=== Exercise tasks ===
(A) Answer these questions about the text on treating childhood diarrhea at home, one answer per line:
(i) For how long after the diarrhea stops should the child get at least one extra meal each day?
(ii) Which children benefit from antibiotics?
(iii) After how many days without improvement should the mother bring the child to a health facility?
(B) Proceed with the text on treating childhood diarrhea at home, starting right after its last line.

=== Exercise passage ===
______________________________

After the diarrhoea has stopped, give the child at least one more meal than
usual each day for two weeks, using the same energy-rich foods that were given
during diarrhoea; undernourished children should follow this same regimen for an
even longer period (see Unit 7). The child should continue to receive these food
mixtures as his or her regular diet, even after extra meals are no longer
required. Antidiarrhoeal drugs, antiemetics and antibiotics
A wide variety of drugs or combinations of drugs is sold for the treatment of
acute diarrhoea and vomiting. "Antidiarrhoeal" drugs include: antimotility
agents (e.g., loperamide, diphenoxylate, codeine, tincture of opium), adsorbents
(e.g., kaolin, attapulgite, smectite), live bacterial cultures (e.g.,
Lactobacillus, Streptococcus faecium), and charcoal. Antiemetics
include phenergan and chlorpromazine. None of these has proved to have
practical benefits for children with acute diarrhoea, and some may have
dangerous side effects. These drugs should never be given to children
below 5 years of age.
Antibiotics also should not be used routinely; they are of benefit
only to children with dysentery or suspected cholera (see Units 5 and 6).
Antiparasitic drugs are rarely indicated; their use is also described in
Unit 6).
The overuse of antidiarrhoeal and antiemetic drugs, antibiotics and
antiparasitic agents often delays the initiation of ORT or a visit to the health
facility to seek help; it also consumes precious financial resources of the
family unnecessarily. Problems in treating diarrhoea at home
The mother may encounter a variety of problems in treating her child with
diarrhoea at home. Most of these can be avoided or solved by ensuring that she
understands the importance of home treatment, is able to carry it out, knows
what difficulties to expect, and receives constructive help and encouragement
when problems arise. Table 4.1 describes some of the problems that are
encountered most frequently and possible ways of solving or preventing them.
When to take the child to a health worker
The mother should be taught to watch for signs of worsening diarrhoea,
dehydration, or any other serious problem. Symptoms the mother can recognize
which indicate that diarrhoea is worsening or that dehydration is developing
include:
the passage of many watery stools;
repeated vomiting;
increased thirst; and
failure to eat or drink normally.
Children with dehydration may also be
irritable and show no interest in playing. The mother should be instructed to
bring her child to a health facility if the diarrhoea does not improve after
three days, or if any of the signs described above appear. She should also bring
the child if other problems develop, such as:
fever; or
blood in the stool.

______________________________

=== Information given ===
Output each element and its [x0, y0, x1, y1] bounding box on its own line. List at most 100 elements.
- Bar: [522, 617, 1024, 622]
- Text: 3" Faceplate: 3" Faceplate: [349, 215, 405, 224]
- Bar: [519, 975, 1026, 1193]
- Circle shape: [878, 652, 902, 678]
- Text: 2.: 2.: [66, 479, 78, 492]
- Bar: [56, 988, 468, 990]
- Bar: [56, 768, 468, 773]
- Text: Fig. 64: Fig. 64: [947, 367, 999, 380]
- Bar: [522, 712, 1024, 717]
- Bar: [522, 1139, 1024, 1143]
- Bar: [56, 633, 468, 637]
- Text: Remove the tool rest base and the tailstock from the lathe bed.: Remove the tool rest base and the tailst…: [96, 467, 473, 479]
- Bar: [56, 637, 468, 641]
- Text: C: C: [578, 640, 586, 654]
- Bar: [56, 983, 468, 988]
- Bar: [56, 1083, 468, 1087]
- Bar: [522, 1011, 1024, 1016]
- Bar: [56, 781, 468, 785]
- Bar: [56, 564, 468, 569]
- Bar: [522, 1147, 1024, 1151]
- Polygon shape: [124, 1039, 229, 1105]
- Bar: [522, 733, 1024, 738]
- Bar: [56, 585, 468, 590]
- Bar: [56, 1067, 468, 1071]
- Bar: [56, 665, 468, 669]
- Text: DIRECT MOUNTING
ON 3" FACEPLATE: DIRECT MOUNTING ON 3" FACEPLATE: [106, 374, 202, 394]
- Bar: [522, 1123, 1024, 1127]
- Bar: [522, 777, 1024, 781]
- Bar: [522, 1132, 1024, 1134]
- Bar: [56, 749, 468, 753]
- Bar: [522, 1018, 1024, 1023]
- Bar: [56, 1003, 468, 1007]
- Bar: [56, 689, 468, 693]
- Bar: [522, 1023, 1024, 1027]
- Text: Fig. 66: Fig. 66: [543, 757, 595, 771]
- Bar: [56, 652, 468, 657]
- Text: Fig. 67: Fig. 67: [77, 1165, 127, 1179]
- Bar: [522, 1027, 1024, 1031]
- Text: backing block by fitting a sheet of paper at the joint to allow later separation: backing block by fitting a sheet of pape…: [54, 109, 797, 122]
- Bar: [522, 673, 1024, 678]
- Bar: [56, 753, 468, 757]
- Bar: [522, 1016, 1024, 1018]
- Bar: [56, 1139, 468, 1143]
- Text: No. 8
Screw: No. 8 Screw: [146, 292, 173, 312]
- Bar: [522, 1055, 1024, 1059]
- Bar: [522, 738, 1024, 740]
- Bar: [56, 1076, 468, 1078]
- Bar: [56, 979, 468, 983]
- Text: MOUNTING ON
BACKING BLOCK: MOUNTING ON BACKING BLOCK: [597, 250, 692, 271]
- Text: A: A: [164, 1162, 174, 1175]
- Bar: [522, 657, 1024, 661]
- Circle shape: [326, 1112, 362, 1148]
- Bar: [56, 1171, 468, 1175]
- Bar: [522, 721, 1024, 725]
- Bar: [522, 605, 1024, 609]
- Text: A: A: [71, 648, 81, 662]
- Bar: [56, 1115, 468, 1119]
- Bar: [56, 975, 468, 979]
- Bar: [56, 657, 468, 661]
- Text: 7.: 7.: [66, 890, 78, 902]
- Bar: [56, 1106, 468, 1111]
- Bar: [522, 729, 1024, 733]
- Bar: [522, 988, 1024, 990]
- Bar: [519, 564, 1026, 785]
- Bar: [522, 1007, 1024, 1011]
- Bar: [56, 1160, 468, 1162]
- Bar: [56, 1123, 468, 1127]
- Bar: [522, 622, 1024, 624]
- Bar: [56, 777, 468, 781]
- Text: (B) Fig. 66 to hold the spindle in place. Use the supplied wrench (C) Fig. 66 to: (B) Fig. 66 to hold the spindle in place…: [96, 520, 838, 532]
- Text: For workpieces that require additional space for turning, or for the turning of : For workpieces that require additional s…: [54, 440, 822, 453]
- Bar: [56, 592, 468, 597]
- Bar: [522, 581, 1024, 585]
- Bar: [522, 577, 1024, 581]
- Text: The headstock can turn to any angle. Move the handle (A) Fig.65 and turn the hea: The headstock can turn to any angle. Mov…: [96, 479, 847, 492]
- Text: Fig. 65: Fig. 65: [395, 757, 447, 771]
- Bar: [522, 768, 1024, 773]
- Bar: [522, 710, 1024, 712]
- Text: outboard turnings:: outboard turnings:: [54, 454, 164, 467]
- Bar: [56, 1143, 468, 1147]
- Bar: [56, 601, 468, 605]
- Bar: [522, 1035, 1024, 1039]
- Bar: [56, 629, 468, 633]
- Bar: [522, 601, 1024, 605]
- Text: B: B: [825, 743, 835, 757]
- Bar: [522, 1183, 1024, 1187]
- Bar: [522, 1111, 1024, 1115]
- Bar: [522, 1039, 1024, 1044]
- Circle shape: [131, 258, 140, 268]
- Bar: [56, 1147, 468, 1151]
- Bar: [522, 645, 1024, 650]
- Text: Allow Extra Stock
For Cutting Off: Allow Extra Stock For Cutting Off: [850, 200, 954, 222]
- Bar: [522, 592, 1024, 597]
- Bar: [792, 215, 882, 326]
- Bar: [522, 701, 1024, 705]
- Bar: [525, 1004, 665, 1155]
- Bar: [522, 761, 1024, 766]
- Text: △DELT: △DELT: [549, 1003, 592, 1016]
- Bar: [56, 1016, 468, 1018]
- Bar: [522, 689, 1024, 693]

______________________________

=== Task-by-task outputs ===
(A)
(i) Two weeks.
(ii) Children with dysentery or suspected cholera.
(iii) Three days.

(B)
TALKING WITH MOTHERS
ABOUT HOME TREATMENT
Effective home treatment of diarrhoea can be given only by the child's mother
(or other caretaker). It is she who must prepare the oral fluid and give it
correctly, provide nutritious, well-prepared foods, and decide when the child
needs to return to the treatment centre. The mother can only do these tasks
correctly if she understands clearly what needs to be done and how to do it. The
best opportunity for a mother to learn about home treatment of diarrhoea is when
she brings her child to the treatment centre because the child has diarrhoea.
Unfortunately, this opportunity is often lost because doctors or health workers
do not communicate well with mothers; as a result, mothers frequently return
home without the understanding needed to continue treating their children
effectively.
There are a number of reasons why doctors tend to communicate poorly with
mothers. For example, doctors have a "scientific" perspective and often speak in
technical terms, they are authority figures, they are busy and have little time
to spend with each mother, and they often "educate" mothers by telling them what
to do. In contrast, the mother's perspective is usually traditional and
unscientific, she does not understand technical terms, she may be easily
frightened by authority figures, and she learns best through demonstration and
practice in an atmosphere of patience, encouragement, and understanding.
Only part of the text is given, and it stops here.